→ What is asked
Can you write out all the lines word for word, with no pictures?

→ Recorded data
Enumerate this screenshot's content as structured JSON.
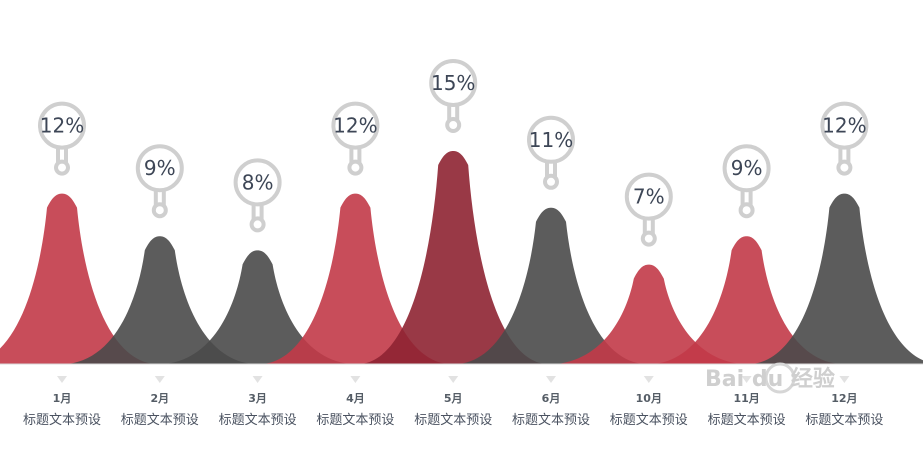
{
  "chart_data": {
    "type": "area",
    "categories": [
      "1月",
      "2月",
      "3月",
      "4月",
      "5月",
      "6月",
      "10月",
      "11月",
      "12月"
    ],
    "values": [
      12,
      9,
      8,
      12,
      15,
      11,
      7,
      9,
      12
    ],
    "value_labels": [
      "12%",
      "9%",
      "8%",
      "12%",
      "15%",
      "11%",
      "7%",
      "9%",
      "12%"
    ],
    "captions": [
      "标题文本预设",
      "标题文本预设",
      "标题文本预设",
      "标题文本预设",
      "标题文本预设",
      "标题文本预设",
      "标题文本预设",
      "标题文本预设",
      "标题文本预设"
    ],
    "colors": [
      "#c23a48",
      "#4a4a4a",
      "#4a4a4a",
      "#c23a48",
      "#8e2432",
      "#4a4a4a",
      "#c23a48",
      "#c23a48",
      "#4a4a4a"
    ],
    "title": "",
    "xlabel": "",
    "ylabel": "",
    "grid": false,
    "legend": "none"
  },
  "watermark": {
    "text": "Bai du 经验"
  }
}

→ Answer
Enumerate this screenshot's content as structured JSON.
{
  "chart_data": {
    "type": "area",
    "categories": [
      "1月",
      "2月",
      "3月",
      "4月",
      "5月",
      "6月",
      "10月",
      "11月",
      "12月"
    ],
    "values": [
      12,
      9,
      8,
      12,
      15,
      11,
      7,
      9,
      12
    ],
    "value_labels": [
      "12%",
      "9%",
      "8%",
      "12%",
      "15%",
      "11%",
      "7%",
      "9%",
      "12%"
    ],
    "captions": [
      "标题文本预设",
      "标题文本预设",
      "标题文本预设",
      "标题文本预设",
      "标题文本预设",
      "标题文本预设",
      "标题文本预设",
      "标题文本预设",
      "标题文本预设"
    ],
    "colors": [
      "#c23a48",
      "#4a4a4a",
      "#4a4a4a",
      "#c23a48",
      "#8e2432",
      "#4a4a4a",
      "#c23a48",
      "#c23a48",
      "#4a4a4a"
    ],
    "title": "",
    "xlabel": "",
    "ylabel": "",
    "grid": false,
    "legend": "none"
  },
  "watermark": {
    "text": "Bai du 经验"
  }
}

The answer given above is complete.